= REQUIREMENT =
Quote the data below word for word, starting at the line that contains "Where is each element in this 1041x625" and ending after the line that contains "- see-also-homegroup[interactable]: Домашняя". Leave out any pictures.

>> Begin LISTING

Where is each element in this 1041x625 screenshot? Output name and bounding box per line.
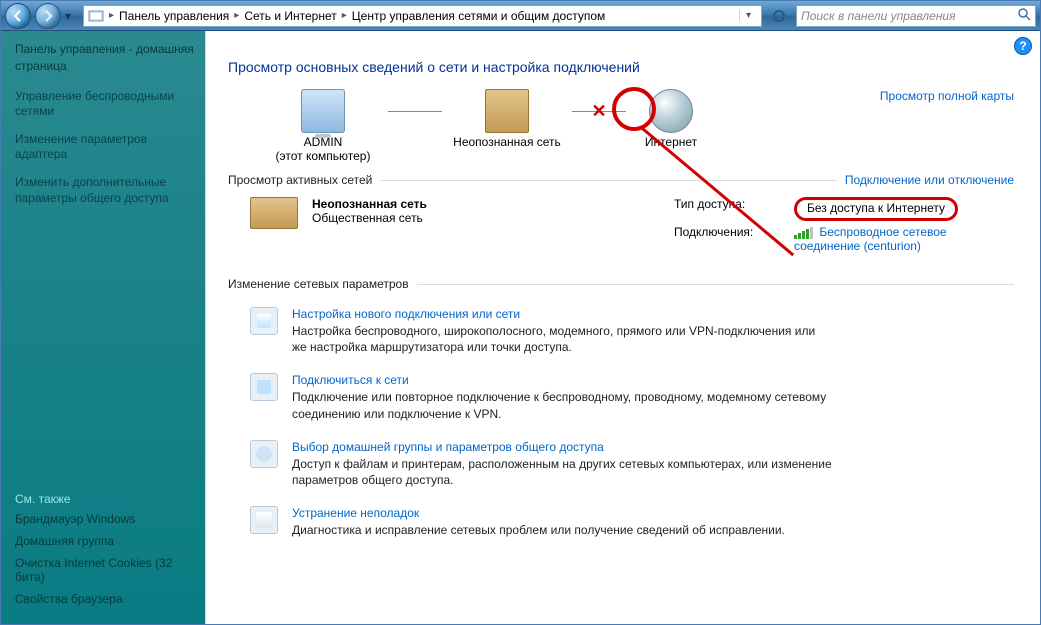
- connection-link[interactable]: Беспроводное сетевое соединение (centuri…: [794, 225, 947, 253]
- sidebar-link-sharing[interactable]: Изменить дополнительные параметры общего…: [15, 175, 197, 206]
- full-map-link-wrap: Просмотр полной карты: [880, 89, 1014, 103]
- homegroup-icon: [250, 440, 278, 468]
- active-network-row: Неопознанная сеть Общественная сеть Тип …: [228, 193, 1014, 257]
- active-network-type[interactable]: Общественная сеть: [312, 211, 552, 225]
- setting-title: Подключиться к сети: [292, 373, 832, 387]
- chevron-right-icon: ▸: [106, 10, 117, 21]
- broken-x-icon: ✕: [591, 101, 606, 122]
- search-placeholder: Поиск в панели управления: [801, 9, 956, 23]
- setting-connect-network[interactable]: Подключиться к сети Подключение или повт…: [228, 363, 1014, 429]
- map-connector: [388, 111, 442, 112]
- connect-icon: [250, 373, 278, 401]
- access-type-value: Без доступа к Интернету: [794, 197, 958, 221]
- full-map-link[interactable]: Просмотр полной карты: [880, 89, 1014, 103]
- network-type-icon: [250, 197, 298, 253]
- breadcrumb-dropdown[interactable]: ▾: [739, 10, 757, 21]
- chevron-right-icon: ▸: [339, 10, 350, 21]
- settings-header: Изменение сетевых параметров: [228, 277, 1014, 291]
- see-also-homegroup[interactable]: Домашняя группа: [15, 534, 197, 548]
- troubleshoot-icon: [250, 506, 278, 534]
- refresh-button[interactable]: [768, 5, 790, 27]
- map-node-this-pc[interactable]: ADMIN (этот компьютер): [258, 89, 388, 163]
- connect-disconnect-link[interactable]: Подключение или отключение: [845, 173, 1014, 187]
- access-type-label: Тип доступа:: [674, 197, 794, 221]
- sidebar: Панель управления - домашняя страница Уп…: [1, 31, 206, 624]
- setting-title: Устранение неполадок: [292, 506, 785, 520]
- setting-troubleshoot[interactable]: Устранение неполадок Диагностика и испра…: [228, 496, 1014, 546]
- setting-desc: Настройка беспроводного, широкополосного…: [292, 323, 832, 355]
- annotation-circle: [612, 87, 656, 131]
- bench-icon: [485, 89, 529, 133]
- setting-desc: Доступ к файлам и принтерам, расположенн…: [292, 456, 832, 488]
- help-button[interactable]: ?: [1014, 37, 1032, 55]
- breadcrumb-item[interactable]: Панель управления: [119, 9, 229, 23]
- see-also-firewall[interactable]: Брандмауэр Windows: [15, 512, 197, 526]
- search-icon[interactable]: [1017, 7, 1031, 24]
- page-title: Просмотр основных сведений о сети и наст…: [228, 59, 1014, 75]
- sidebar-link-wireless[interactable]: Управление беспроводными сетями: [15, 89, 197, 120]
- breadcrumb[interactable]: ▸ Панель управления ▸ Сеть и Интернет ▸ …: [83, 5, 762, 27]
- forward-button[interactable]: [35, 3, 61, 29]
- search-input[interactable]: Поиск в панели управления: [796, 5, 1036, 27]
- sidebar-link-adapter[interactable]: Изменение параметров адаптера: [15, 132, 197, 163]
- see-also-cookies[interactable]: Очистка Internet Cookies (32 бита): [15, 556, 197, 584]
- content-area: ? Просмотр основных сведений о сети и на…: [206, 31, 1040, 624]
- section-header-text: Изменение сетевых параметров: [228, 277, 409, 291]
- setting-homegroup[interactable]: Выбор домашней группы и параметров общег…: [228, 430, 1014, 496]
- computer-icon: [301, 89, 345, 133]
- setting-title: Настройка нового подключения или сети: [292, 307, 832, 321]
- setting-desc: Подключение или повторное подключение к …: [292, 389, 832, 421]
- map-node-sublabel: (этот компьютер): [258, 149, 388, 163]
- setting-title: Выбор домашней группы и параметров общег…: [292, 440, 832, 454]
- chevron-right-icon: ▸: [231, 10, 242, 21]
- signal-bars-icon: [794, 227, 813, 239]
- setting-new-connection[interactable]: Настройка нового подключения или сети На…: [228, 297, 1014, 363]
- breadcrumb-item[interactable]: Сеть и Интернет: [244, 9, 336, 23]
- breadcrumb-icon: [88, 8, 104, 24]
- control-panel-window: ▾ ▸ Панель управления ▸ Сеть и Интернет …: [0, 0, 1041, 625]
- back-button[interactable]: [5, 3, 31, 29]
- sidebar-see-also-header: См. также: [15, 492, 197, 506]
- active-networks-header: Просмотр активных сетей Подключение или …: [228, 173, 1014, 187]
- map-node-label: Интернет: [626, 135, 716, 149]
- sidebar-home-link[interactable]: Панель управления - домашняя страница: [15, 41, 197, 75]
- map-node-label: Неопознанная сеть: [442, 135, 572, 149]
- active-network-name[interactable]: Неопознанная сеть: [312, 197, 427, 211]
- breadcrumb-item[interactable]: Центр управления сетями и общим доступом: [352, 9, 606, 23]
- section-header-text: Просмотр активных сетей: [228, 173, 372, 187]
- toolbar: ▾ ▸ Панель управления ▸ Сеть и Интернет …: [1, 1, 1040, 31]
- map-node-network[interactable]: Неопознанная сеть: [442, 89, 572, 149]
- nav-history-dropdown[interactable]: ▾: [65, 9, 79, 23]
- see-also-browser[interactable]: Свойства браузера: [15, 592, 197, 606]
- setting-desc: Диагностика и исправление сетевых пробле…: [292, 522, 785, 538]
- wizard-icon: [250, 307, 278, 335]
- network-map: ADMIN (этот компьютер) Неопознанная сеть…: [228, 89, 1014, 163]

>> End LISTING
>> Begin LISTING

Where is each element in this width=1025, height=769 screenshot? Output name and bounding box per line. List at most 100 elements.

>> End LISTING

= THE REPLY =
Where is each element in this 1041x625 screenshot? Output name and bounding box per line.
- connection-link[interactable]: Беспроводное сетевое соединение (centuri…: [794, 225, 947, 253]
- sidebar-link-sharing[interactable]: Изменить дополнительные параметры общего…: [15, 175, 197, 206]
- full-map-link-wrap: Просмотр полной карты: [880, 89, 1014, 103]
- homegroup-icon: [250, 440, 278, 468]
- active-network-row: Неопознанная сеть Общественная сеть Тип …: [228, 193, 1014, 257]
- active-network-type[interactable]: Общественная сеть: [312, 211, 552, 225]
- setting-title: Подключиться к сети: [292, 373, 832, 387]
- chevron-right-icon: ▸: [106, 10, 117, 21]
- broken-x-icon: ✕: [591, 101, 606, 122]
- search-placeholder: Поиск в панели управления: [801, 9, 956, 23]
- setting-connect-network[interactable]: Подключиться к сети Подключение или повт…: [228, 363, 1014, 429]
- map-connector: [388, 111, 442, 112]
- connect-icon: [250, 373, 278, 401]
- access-type-value: Без доступа к Интернету: [794, 197, 958, 221]
- full-map-link[interactable]: Просмотр полной карты: [880, 89, 1014, 103]
- network-type-icon: [250, 197, 298, 253]
- breadcrumb-dropdown[interactable]: ▾: [739, 10, 757, 21]
- chevron-right-icon: ▸: [339, 10, 350, 21]
- settings-header: Изменение сетевых параметров: [228, 277, 1014, 291]
- see-also-homegroup[interactable]: Домашняя группа: [15, 534, 197, 548]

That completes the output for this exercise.